**** Extrait du document
2.1 – Définition du besoin
11L’objectif ciblé est la production de réponse à une requête quelconque par le choix judicieux de connaissances pertinentes dans un modèle sémantique de connaissance. La requête, contenant les souhaits du demandeur, est une composante de sa démarche de recherche d’information. La réponse sera d’autant plus judicieuse qu’elle apporte des éléments constructifs pour progresser dans la recherche d’information et l’exploration du modèle sémantique de connaissances. Une réponse contenant trop d’éléments donne une vue extensionnelle des informations qui s’avère difficilement exploitable dans une démarche de recherche d’information. Inversement, une réponse vide donne une information pertinente mais insuffisante pour guider la démarche.
12Précisément, nous souhaitons confronter une requête multicritère plus ou moins précise au contenu réel d’un modèle sémantique des connaissances et en produire en temps réel une synthèse selon certains axes pertinents tels que :
- la vérification: détecter si une contrainte d’intégrité du domaine est violée par la requête ou un de ses présupposés et décider de la pertinence du modèle sémantique pour traiter la requête ;
- la correction: détecter si un présupposé de la requête n’est pas invalidé par le contenu du modèle sémantique ;
- l’identification: décider de l’existence de solutions à la requête, évaluer la cardinalité de l’ensemble des solutions et produire les solutions ;
- la restriction: en cas de solutions trop nombreuses à la requête, proposer les meilleurs critères à faire préciser par le demandeur pour restreindre de manière significative l’espace des solutions ;
- la relaxation: si l’espace des solutions est vide, exhiber les propositions les plus pertinentes par rapport à la requête, ou proposer au demandeur les critères les plus intéressants à relâcher.
- Identification
requête: je recherche un restaurant grec pour environ quarante-cinq euros.
réponse: j’ai trouvé deux restaurants grecs pour 45 euros. Le premier restaurant est le restaurant Apollon, le deuxième est O’Biblos. - Restriction
requête: je recherche un restaurant asiatique du côté du métro Saint-Michel.
réponse: vous recherchez un restaurant asiatique près du métro Saint-Michel. J’en ai trouvé 9. Vous pouvez préciser, par exemple le type de cuisine asiatique ou consulter les solutions. - Relaxation
requête: je voudrais un restaurant gastronomique pas cher du côté du métro Saint-Michel.
réponse: il n’y a pas de restaurant gastronomique pour moins de 25 euros près du métro Saint-Michel. Par contre, il y a des restaurants gastronomiques pour 58 euros près du métro Saint-Michel, pour 50 euros près du musée Delacroix et pour 33 euros près du Jardin du Luxembourg. L’une de ces propositions vous convient-elle ? - – Correction et relaxation
requête: je recherche un restaurant bolivien pour moins de 30 euros.
réponse: il n’y a pas de restaurant bolivien à Paris. Par contre, il y a des restaurants de type cuisine du monde pour moins de 30 euros. Cette proposition vous convient-elle ?
2.2 – Analyse des principales difficultés
13Les besoins en traitement de connaissances définis ci-dessus font appel à des résultats tant sur l’adéquation globale de la requête au modèle sémantique de connaissances que sur la proximité locale entre requête et certains objets du modèle sémantique de connaissances.
********
**** Données fournies
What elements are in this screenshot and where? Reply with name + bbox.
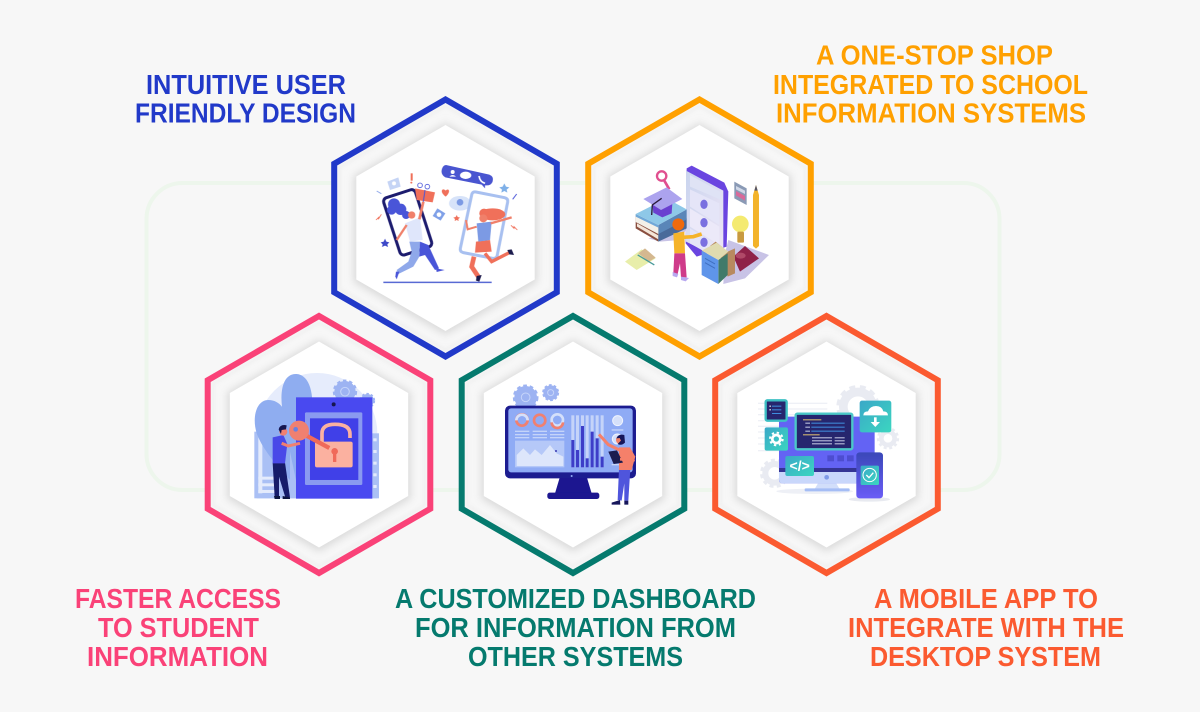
********
Consigne A:
Selon l'extrait sur les réponses aux requêtes, pourquoi une réponse qui contient trop d'éléments aide-t-elle peu le demandeur ? Répondez en une à trois phrases.
Consigne B:
Dans l'extrait sur les réponses aux requêtes, combien de restaurants asiatiques près du métro Saint-Michel la réponse de l'exemple de restriction dit-elle avoir trouvés ?
Consigne C:
Poursuivez l'extrait sur les réponses aux requêtes dans un modèle sémantique de connaissances après sa dernière phrase.
Les données ne servent pas pour ce travail.

Réponse A:
Une telle réponse donne une vue extensionnelle des informations. Cette vue s'avère difficilement exploitable dans une démarche de recherche d'information.

Réponse B:
Elle dit en avoir trouvé neuf.

Réponse C:
14Plus précisément, deux étapes sont nécessaires : la confrontation en temps réel d’une spécification partielle d’objet issue d’une requête, avec l’ensemble des définitions multicritères (ou multidimensions) des objets réels présents dans le modèle sémantique de connaissances et l’élaboration de la réponse synthétique à partir des résultats de cette confrontation.
15Les problèmes sous-jacents sont des problèmes de représentation des connaissances sur les objets du domaine ciblé, des problèmes de codification efficace de ces connaissances et des problèmes de calcul de proximité entre spécifications d’objets référencés dans les requêtes et spécifications d’objets réels.
16La représentation des connaissances doit prendre en compte la structuration de la connaissance, la déclaration des relations unissant les objets de la connaissance, mais aussi les mesures de proximité sémantique entre objets primitifs de la connaissance. Elle doit également fournir les moyens d’une traduction fidèle de la spécification d’objet, plus ou moins précise, plus ou moins complète issue de la requête utilisateur.
17Une codification efficace est nécessaire pour assurer une exploitation en temps réel de la complexité des connaissances représentées.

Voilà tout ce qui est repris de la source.